# Provided records:
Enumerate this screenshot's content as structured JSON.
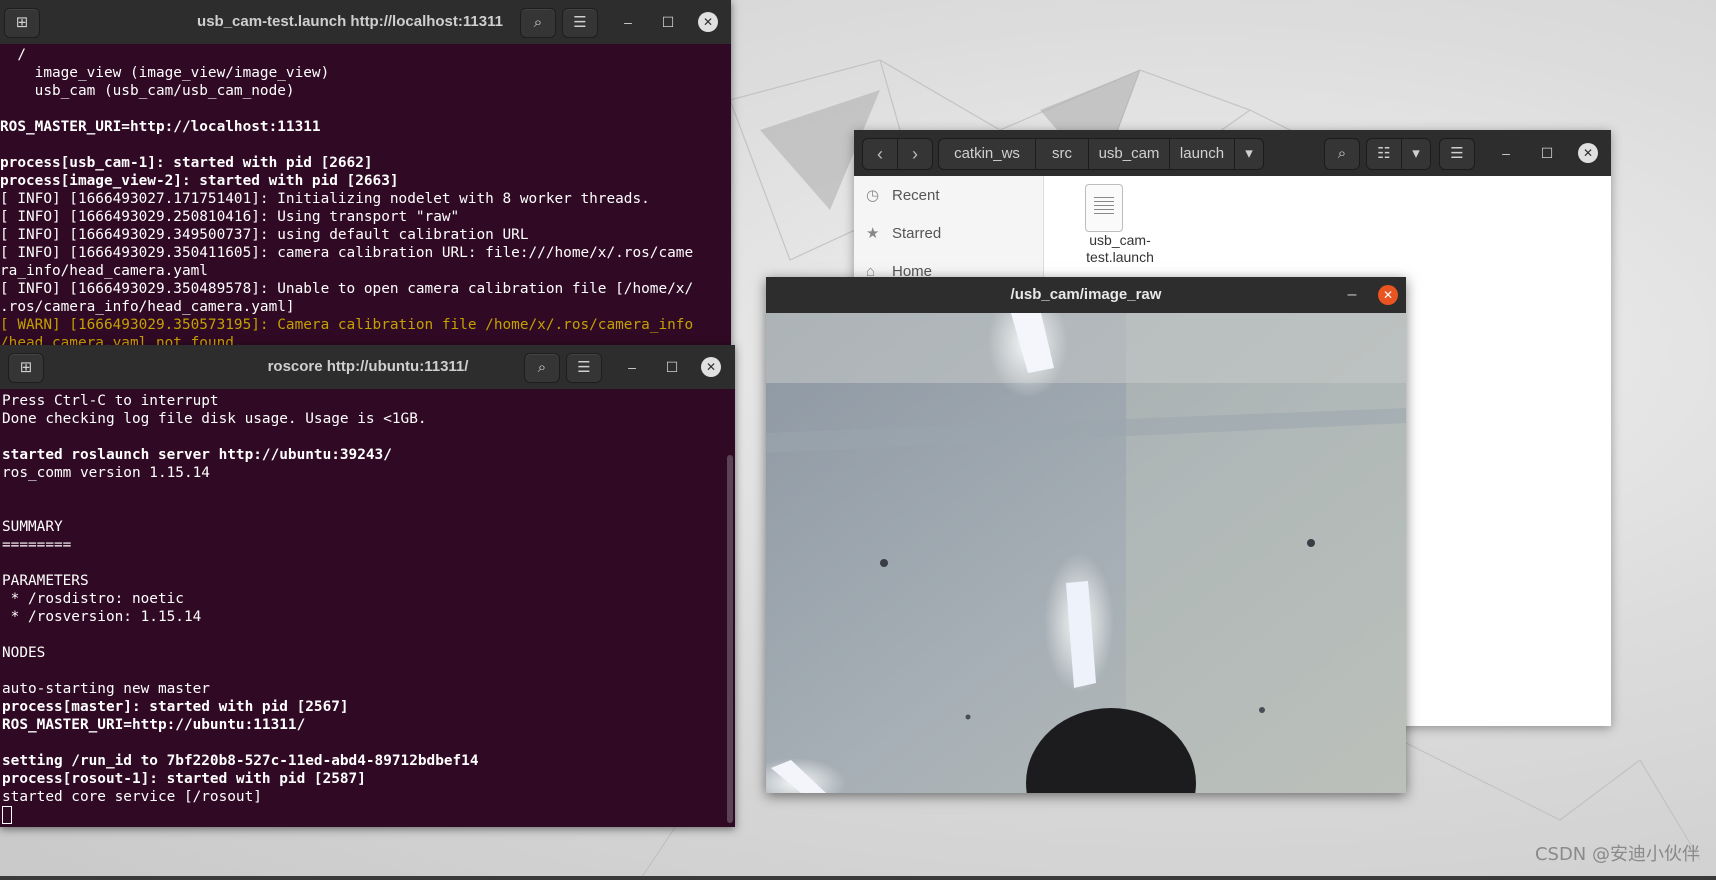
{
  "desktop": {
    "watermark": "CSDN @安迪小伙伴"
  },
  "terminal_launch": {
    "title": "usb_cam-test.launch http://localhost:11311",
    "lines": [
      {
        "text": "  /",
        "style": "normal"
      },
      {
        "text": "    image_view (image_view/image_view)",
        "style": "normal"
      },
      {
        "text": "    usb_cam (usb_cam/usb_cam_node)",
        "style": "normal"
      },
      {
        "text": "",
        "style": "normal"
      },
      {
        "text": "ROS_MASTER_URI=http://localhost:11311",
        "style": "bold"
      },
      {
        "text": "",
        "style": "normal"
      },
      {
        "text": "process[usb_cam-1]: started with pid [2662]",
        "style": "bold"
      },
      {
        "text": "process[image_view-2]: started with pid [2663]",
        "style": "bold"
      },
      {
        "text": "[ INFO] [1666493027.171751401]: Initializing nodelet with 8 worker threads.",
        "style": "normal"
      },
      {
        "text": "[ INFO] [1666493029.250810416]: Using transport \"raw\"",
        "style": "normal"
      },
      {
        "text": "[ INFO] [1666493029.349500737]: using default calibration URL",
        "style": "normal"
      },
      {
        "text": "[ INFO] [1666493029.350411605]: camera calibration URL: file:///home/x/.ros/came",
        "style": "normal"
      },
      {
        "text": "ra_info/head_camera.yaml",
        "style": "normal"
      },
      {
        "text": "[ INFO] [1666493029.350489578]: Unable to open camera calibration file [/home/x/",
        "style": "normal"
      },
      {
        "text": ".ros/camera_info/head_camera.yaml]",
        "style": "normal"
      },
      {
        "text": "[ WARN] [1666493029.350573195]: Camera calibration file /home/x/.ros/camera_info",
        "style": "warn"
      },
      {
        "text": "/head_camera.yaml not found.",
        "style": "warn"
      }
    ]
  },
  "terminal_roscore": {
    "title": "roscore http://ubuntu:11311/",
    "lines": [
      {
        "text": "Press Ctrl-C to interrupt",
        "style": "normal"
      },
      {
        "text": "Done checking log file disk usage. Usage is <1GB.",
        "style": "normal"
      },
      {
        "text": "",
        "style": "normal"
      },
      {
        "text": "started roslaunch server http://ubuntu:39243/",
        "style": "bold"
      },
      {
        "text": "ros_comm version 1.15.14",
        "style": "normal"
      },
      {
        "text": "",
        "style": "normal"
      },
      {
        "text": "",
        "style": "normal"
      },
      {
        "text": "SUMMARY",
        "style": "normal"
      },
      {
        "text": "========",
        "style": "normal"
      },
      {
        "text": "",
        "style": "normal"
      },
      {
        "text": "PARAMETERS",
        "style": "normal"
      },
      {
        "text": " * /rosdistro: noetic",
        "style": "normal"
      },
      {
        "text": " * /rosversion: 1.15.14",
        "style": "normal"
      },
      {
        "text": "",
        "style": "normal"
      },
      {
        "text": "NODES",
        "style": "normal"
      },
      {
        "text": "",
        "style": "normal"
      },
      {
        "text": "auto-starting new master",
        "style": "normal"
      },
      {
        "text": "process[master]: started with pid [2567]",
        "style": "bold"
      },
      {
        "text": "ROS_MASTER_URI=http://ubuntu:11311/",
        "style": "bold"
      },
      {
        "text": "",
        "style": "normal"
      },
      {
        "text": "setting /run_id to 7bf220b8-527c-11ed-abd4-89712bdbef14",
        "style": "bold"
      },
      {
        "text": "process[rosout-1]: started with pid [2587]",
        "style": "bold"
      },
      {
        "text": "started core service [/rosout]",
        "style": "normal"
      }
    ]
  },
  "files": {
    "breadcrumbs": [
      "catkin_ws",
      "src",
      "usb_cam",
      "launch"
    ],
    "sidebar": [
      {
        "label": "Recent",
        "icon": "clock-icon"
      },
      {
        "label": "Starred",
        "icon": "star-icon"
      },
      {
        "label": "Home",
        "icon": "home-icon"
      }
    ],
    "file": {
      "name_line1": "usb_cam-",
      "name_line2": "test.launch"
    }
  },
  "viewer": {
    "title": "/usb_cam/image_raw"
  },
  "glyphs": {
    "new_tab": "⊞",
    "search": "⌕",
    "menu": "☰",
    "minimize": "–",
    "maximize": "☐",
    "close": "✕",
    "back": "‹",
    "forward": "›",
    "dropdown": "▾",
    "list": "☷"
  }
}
==
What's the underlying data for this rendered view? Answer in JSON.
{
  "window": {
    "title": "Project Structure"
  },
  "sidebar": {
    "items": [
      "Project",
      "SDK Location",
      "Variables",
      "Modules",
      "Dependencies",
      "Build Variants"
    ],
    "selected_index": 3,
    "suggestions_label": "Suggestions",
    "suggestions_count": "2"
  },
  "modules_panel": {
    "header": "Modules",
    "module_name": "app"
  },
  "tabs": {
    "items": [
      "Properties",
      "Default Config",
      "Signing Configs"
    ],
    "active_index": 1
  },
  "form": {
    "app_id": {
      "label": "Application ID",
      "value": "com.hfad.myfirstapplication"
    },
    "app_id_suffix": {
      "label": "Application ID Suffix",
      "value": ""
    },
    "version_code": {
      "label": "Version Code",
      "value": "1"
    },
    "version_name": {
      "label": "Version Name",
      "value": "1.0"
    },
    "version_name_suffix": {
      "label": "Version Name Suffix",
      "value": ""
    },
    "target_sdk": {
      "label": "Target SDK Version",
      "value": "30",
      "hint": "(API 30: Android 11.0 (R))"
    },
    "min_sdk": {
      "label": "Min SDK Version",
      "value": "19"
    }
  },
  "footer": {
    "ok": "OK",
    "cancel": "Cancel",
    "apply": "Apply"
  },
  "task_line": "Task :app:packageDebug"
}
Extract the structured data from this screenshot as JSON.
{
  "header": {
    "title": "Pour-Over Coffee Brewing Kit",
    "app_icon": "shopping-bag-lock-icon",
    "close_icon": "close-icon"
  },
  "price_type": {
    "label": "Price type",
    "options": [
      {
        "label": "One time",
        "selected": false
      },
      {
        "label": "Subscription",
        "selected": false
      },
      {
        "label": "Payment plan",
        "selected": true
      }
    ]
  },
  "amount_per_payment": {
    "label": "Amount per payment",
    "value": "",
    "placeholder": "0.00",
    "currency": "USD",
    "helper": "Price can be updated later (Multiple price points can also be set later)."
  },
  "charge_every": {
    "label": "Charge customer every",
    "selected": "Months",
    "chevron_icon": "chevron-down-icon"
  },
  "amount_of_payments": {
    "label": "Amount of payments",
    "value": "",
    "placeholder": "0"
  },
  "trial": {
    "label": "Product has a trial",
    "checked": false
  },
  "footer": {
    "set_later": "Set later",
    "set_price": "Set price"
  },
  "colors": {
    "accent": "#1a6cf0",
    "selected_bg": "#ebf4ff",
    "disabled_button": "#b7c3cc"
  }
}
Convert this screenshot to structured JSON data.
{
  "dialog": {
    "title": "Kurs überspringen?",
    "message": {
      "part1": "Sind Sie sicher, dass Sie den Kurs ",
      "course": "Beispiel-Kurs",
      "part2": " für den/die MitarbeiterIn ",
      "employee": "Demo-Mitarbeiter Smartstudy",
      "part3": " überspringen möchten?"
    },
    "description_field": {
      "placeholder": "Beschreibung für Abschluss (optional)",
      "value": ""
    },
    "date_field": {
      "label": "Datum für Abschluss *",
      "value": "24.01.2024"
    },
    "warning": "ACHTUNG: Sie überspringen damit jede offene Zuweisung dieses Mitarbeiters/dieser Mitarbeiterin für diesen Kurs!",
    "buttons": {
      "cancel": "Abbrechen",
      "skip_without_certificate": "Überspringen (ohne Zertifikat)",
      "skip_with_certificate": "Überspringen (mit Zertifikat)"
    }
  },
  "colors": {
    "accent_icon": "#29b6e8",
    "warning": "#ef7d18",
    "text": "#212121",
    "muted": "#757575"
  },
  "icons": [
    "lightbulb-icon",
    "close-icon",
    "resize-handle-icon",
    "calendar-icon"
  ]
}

# What the exercise asks:
Note each line of the entries that has "JSON" in it, and copy those lines.

# Exercise response:
Enumerate this screenshot's content as structured JSON.
What's the underlying data for this rendered view? Answer in JSON.
Extract the structured data from this screenshot as JSON.
Convert this screenshot to structured JSON data.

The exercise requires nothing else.